──────── Data entries ────────

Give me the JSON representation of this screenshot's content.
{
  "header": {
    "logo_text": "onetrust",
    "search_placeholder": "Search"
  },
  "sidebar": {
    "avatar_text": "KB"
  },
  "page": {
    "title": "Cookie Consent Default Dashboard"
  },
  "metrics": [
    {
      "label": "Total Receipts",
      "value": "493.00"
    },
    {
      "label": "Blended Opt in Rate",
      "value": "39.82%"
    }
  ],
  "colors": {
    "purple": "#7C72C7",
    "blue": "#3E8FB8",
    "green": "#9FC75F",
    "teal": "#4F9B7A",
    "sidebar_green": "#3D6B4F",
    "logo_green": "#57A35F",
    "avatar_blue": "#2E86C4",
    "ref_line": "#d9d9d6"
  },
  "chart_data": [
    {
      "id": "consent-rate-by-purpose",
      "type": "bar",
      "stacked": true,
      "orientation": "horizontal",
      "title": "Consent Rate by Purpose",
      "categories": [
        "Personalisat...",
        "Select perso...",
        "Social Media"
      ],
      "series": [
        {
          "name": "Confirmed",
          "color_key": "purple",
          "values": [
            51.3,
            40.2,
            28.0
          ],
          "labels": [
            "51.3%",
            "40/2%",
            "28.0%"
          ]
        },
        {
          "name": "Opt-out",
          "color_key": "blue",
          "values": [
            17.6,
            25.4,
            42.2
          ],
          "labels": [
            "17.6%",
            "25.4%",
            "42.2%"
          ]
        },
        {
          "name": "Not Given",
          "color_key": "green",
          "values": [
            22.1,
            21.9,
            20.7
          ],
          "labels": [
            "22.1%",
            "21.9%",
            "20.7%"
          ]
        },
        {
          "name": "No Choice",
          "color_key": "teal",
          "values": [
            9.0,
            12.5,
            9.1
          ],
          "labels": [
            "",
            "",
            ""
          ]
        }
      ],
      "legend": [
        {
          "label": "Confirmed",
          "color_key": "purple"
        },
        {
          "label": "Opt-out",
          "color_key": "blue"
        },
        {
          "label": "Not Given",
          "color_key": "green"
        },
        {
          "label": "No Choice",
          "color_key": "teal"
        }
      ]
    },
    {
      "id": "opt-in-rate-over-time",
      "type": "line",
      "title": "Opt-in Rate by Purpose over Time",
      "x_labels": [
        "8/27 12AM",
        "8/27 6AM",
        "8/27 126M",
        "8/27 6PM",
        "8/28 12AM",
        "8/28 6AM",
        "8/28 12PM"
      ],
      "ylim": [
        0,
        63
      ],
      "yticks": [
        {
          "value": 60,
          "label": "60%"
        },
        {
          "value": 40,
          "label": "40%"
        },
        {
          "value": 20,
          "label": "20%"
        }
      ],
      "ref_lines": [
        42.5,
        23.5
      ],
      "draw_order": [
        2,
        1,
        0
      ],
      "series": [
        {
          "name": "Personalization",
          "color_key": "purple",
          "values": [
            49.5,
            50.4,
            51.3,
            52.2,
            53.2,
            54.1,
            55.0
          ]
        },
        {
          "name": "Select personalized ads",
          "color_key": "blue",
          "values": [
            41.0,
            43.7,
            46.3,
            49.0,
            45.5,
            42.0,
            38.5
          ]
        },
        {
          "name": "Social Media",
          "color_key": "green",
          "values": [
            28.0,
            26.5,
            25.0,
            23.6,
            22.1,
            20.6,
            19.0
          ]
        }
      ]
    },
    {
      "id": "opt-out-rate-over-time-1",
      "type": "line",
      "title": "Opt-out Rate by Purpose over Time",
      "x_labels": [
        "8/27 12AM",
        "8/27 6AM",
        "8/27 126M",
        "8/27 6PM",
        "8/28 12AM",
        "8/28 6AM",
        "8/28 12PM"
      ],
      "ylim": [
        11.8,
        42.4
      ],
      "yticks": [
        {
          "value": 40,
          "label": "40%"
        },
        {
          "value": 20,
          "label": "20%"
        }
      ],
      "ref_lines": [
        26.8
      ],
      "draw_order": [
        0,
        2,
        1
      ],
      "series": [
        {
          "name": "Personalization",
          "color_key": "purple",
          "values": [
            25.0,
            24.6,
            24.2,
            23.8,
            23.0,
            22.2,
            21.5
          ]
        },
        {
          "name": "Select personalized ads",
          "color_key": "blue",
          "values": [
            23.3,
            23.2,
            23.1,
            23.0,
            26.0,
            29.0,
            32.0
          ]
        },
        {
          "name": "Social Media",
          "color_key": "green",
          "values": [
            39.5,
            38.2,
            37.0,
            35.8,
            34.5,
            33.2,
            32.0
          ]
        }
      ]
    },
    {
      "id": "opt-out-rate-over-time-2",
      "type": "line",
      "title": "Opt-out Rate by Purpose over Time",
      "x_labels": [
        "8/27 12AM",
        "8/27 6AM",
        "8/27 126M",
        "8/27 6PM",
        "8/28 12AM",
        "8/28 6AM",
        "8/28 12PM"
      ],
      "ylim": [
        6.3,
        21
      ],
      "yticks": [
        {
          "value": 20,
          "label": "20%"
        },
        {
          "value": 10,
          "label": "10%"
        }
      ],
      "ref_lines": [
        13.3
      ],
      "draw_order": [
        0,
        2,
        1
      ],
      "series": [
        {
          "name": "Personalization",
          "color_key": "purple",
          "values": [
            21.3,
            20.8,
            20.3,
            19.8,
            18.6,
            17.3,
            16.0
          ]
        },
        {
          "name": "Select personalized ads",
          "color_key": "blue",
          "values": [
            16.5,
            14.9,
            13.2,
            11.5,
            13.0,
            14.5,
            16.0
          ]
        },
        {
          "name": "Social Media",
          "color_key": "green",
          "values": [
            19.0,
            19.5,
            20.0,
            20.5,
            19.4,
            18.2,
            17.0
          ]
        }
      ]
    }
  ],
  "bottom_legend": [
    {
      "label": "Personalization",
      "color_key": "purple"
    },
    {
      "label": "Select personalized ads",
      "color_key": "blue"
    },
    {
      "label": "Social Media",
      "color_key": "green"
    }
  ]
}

────────

To be done -
Write out every line of the records exactly.

Response to the exercise -
Give me the JSON representation of this screenshot's content.
{
  "header": {
    "logo_text": "onetrust",
    "search_placeholder": "Search"
  },
  "sidebar": {
    "avatar_text": "KB"
  },
  "page": {
    "title": "Cookie Consent Default Dashboard"
  },
  "metrics": [
    {
      "label": "Total Receipts",
      "value": "493.00"
    },
    {
      "label": "Blended Opt in Rate",
      "value": "39.82%"
    }
  ],
  "colors": {
    "purple": "#7C72C7",
    "blue": "#3E8FB8",
    "green": "#9FC75F",
    "teal": "#4F9B7A",
    "sidebar_green": "#3D6B4F",
    "logo_green": "#57A35F",
    "avatar_blue": "#2E86C4",
    "ref_line": "#d9d9d6"
  },
  "chart_data": [
    {
      "id": "consent-rate-by-purpose",
      "type": "bar",
      "stacked": true,
      "orientation": "horizontal",
      "title": "Consent Rate by Purpose",
      "categories": [
        "Personalisat...",
        "Select perso...",
        "Social Media"
      ],
      "series": [
        {
          "name": "Confirmed",
          "color_key": "purple",
          "values": [
            51.3,
            40.2,
            28.0
          ],
          "labels": [
            "51.3%",
            "40/2%",
            "28.0%"
          ]
        },
        {
          "name": "Opt-out",
          "color_key": "blue",
          "values": [
            17.6,
            25.4,
            42.2
          ],
          "labels": [
            "17.6%",
            "25.4%",
            "42.2%"
          ]
        },
        {
          "name": "Not Given",
          "color_key": "green",
          "values": [
            22.1,
            21.9,
            20.7
          ],
          "labels": [
            "22.1%",
            "21.9%",
            "20.7%"
          ]
        },
        {
          "name": "No Choice",
          "color_key": "teal",
          "values": [
            9.0,
            12.5,
            9.1
          ],
          "labels": [
            "",
            "",
            ""
          ]
        }
      ],
      "legend": [
        {
          "label": "Confirmed",
          "color_key": "purple"
        },
        {
          "label": "Opt-out",
          "color_key": "blue"
        },
        {
          "label": "Not Given",
          "color_key": "green"
        },
        {
          "label": "No Choice",
          "color_key": "teal"
        }
      ]
    },
    {
      "id": "opt-in-rate-over-time",
      "type": "line",
      "title": "Opt-in Rate by Purpose over Time",
      "x_labels": [
        "8/27 12AM",
        "8/27 6AM",
        "8/27 126M",
        "8/27 6PM",
        "8/28 12AM",
        "8/28 6AM",
        "8/28 12PM"
      ],
      "ylim": [
        0,
        63
      ],
      "yticks": [
        {
          "value": 60,
          "label": "60%"
        },
        {
          "value": 40,
          "label": "40%"
        },
        {
          "value": 20,
          "label": "20%"
        }
      ],
      "ref_lines": [
        42.5,
        23.5
      ],
      "draw_order": [
        2,
        1,
        0
      ],
      "series": [
        {
          "name": "Personalization",
          "color_key": "purple",
          "values": [
            49.5,
            50.4,
            51.3,
            52.2,
            53.2,
            54.1,
            55.0
          ]
        },
        {
          "name": "Select personalized ads",
          "color_key": "blue",
          "values": [
            41.0,
            43.7,
            46.3,
            49.0,
            45.5,
            42.0,
            38.5
          ]
        },
        {
          "name": "Social Media",
          "color_key": "green",
          "values": [
            28.0,
            26.5,
            25.0,
            23.6,
            22.1,
            20.6,
            19.0
          ]
        }
      ]
    },
    {
      "id": "opt-out-rate-over-time-1",
      "type": "line",
      "title": "Opt-out Rate by Purpose over Time",
      "x_labels": [
        "8/27 12AM",
        "8/27 6AM",
        "8/27 126M",
        "8/27 6PM",
        "8/28 12AM",
        "8/28 6AM",
        "8/28 12PM"
      ],
      "ylim": [
        11.8,
        42.4
      ],
      "yticks": [
        {
          "value": 40,
          "label": "40%"
        },
        {
          "value": 20,
          "label": "20%"
        }
      ],
      "ref_lines": [
        26.8
      ],
      "draw_order": [
        0,
        2,
        1
      ],
      "series": [
        {
          "name": "Personalization",
          "color_key": "purple",
          "values": [
            25.0,
            24.6,
            24.2,
            23.8,
            23.0,
            22.2,
            21.5
          ]
        },
        {
          "name": "Select personalized ads",
          "color_key": "blue",
          "values": [
            23.3,
            23.2,
            23.1,
            23.0,
            26.0,
            29.0,
            32.0
          ]
        },
        {
          "name": "Social Media",
          "color_key": "green",
          "values": [
            39.5,
            38.2,
            37.0,
            35.8,
            34.5,
            33.2,
            32.0
          ]
        }
      ]
    },
    {
      "id": "opt-out-rate-over-time-2",
      "type": "line",
      "title": "Opt-out Rate by Purpose over Time",
      "x_labels": [
        "8/27 12AM",
        "8/27 6AM",
        "8/27 126M",
        "8/27 6PM",
        "8/28 12AM",
        "8/28 6AM",
        "8/28 12PM"
      ],
      "ylim": [
        6.3,
        21
      ],
      "yticks": [
        {
          "value": 20,
          "label": "20%"
        },
        {
          "value": 10,
          "label": "10%"
        }
      ],
      "ref_lines": [
        13.3
      ],
      "draw_order": [
        0,
        2,
        1
      ],
      "series": [
        {
          "name": "Personalization",
          "color_key": "purple",
          "values": [
            21.3,
            20.8,
            20.3,
            19.8,
            18.6,
            17.3,
            16.0
          ]
        },
        {
          "name": "Select personalized ads",
          "color_key": "blue",
          "values": [
            16.5,
            14.9,
            13.2,
            11.5,
            13.0,
            14.5,
            16.0
          ]
        },
        {
          "name": "Social Media",
          "color_key": "green",
          "values": [
            19.0,
            19.5,
            20.0,
            20.5,
            19.4,
            18.2,
            17.0
          ]
        }
      ]
    }
  ],
  "bottom_legend": [
    {
      "label": "Personalization",
      "color_key": "purple"
    },
    {
      "label": "Select personalized ads",
      "color_key": "blue"
    },
    {
      "label": "Social Media",
      "color_key": "green"
    }
  ]
}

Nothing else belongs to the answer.